§ Task to carry out:
Give the data a second time, exactly and in full.

§ Entries from a dataset:
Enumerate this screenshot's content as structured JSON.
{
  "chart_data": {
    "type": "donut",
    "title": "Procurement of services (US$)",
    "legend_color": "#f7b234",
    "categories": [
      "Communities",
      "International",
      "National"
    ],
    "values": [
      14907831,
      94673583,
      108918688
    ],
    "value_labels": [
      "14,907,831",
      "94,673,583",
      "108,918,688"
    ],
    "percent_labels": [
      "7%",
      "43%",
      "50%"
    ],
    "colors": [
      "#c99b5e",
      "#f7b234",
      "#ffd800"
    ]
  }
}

§ Result of this task:
Enumerate this screenshot's content as structured JSON.
{
  "chart_data": {
    "type": "donut",
    "title": "Procurement of services (US$)",
    "legend_color": "#f7b234",
    "categories": [
      "Communities",
      "International",
      "National"
    ],
    "values": [
      14907831,
      94673583,
      108918688
    ],
    "value_labels": [
      "14,907,831",
      "94,673,583",
      "108,918,688"
    ],
    "percent_labels": [
      "7%",
      "43%",
      "50%"
    ],
    "colors": [
      "#c99b5e",
      "#f7b234",
      "#ffd800"
    ]
  }
}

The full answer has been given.